**Set task**
Return all lines with the word "compared" in them.

**Entries provided**
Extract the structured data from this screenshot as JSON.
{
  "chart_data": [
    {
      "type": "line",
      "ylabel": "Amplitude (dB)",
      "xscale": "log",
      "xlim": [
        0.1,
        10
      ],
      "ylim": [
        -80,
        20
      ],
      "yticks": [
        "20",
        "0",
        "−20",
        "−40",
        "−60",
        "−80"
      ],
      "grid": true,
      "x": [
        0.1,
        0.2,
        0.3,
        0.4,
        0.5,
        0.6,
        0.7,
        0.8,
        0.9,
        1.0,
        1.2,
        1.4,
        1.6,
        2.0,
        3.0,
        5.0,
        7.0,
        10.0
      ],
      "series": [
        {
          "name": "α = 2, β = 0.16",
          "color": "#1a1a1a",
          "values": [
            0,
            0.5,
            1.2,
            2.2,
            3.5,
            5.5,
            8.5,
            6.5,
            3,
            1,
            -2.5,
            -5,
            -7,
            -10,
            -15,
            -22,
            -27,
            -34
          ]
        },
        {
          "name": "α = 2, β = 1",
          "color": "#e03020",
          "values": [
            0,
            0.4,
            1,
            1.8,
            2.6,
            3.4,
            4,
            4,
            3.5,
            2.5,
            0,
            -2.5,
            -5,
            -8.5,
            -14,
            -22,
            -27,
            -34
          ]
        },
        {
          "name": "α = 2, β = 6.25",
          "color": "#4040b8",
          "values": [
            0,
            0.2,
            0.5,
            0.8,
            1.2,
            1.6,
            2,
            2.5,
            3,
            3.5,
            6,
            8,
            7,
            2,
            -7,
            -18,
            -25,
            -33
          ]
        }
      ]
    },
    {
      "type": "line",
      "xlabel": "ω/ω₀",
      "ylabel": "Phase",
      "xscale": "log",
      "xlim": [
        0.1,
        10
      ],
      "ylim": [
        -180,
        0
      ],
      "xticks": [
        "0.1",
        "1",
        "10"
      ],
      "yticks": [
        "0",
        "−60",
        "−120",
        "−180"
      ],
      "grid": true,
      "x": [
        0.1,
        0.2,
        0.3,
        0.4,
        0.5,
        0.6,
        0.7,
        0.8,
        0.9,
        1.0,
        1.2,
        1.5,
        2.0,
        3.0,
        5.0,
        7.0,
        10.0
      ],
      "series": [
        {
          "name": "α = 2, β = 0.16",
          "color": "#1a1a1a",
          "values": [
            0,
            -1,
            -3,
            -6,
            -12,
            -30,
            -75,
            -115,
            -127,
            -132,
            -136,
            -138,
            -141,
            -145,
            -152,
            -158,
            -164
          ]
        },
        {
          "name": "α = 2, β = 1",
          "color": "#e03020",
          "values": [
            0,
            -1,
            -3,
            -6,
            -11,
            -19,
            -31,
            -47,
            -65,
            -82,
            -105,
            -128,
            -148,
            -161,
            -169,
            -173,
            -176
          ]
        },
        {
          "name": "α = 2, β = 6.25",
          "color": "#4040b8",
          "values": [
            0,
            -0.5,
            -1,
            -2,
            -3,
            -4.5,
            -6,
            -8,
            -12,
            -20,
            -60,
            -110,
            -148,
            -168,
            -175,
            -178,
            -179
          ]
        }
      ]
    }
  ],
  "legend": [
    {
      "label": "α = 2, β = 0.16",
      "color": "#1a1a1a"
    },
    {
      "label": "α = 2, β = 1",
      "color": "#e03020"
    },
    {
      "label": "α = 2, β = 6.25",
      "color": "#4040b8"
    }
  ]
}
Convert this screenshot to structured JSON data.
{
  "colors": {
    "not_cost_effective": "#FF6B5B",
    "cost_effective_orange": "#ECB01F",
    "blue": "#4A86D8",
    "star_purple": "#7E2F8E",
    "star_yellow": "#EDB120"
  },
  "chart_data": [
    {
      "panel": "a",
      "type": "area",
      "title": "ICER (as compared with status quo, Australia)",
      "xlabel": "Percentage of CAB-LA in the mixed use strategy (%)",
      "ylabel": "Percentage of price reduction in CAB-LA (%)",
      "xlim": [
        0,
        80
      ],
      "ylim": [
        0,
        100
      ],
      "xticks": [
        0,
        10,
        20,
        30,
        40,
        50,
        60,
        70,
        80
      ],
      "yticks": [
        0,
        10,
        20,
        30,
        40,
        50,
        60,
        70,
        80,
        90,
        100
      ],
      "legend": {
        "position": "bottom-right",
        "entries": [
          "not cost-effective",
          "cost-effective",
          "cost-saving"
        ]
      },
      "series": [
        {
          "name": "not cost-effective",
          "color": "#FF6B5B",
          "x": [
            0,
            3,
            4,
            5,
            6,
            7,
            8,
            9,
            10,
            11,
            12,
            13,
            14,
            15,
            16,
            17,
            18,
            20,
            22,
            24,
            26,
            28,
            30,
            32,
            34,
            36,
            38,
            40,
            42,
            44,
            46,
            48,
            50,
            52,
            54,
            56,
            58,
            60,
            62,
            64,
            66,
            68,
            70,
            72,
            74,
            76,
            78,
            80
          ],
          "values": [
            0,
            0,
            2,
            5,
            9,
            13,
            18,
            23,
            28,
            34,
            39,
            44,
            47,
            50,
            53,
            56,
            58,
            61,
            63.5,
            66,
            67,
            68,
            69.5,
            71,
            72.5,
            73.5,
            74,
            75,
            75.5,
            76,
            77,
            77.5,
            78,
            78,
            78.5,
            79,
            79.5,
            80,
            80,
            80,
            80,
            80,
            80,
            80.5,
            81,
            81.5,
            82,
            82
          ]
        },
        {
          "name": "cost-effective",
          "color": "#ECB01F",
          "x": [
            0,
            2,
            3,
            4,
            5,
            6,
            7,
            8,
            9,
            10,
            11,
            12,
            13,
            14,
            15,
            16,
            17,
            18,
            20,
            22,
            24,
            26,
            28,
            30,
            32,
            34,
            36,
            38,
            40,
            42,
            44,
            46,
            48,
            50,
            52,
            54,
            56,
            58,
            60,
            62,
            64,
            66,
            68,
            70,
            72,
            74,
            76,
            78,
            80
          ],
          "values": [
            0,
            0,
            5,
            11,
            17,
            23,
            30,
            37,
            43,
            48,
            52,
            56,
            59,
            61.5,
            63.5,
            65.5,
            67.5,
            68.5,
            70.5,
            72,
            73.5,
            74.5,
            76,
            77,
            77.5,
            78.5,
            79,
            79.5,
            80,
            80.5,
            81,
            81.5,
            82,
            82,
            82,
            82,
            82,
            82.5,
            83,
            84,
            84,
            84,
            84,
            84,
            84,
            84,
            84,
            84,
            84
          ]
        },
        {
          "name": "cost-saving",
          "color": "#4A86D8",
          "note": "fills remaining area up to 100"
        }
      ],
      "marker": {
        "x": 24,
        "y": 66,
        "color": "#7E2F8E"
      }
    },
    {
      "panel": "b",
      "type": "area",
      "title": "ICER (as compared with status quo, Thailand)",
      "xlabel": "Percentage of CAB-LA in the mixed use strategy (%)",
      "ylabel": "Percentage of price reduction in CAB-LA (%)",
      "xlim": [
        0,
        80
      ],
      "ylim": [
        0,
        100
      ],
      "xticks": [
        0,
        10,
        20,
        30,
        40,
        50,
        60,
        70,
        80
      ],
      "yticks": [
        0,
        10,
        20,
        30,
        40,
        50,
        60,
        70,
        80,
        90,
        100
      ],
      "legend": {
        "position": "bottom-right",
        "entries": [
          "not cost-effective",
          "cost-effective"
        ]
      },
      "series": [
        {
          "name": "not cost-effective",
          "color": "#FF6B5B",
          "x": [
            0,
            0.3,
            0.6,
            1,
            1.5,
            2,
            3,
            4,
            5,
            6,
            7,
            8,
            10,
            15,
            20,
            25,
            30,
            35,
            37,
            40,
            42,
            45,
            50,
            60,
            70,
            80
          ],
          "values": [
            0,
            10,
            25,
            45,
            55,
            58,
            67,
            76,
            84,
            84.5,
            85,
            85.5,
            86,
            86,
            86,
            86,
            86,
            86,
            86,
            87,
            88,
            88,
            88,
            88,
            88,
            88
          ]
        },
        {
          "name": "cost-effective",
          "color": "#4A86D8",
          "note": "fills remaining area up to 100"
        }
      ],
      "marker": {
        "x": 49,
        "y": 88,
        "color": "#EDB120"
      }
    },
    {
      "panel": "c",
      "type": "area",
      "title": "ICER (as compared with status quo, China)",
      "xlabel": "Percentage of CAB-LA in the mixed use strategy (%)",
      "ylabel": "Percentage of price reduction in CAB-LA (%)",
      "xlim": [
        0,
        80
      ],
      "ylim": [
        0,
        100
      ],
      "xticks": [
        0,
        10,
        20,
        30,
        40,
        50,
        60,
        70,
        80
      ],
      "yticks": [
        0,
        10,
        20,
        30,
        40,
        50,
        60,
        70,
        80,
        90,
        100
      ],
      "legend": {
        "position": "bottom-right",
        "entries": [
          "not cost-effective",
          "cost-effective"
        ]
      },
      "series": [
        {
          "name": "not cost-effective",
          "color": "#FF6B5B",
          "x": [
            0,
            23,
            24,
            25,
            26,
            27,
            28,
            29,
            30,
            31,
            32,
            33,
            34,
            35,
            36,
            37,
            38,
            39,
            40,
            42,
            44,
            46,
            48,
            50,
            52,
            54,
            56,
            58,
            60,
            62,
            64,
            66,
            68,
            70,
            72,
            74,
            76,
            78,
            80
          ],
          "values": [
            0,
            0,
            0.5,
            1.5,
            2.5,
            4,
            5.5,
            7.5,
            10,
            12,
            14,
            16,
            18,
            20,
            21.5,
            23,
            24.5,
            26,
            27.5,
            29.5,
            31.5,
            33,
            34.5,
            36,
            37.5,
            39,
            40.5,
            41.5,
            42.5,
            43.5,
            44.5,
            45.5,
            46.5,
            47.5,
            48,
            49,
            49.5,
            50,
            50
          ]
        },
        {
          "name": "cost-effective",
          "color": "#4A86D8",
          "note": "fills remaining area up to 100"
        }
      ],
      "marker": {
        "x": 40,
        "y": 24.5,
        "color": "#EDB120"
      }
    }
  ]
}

**Task result**
      "title": "ICER (as compared with status quo, Australia)",
      "title": "ICER (as compared with status quo, Thailand)",
      "title": "ICER (as compared with status quo, China)",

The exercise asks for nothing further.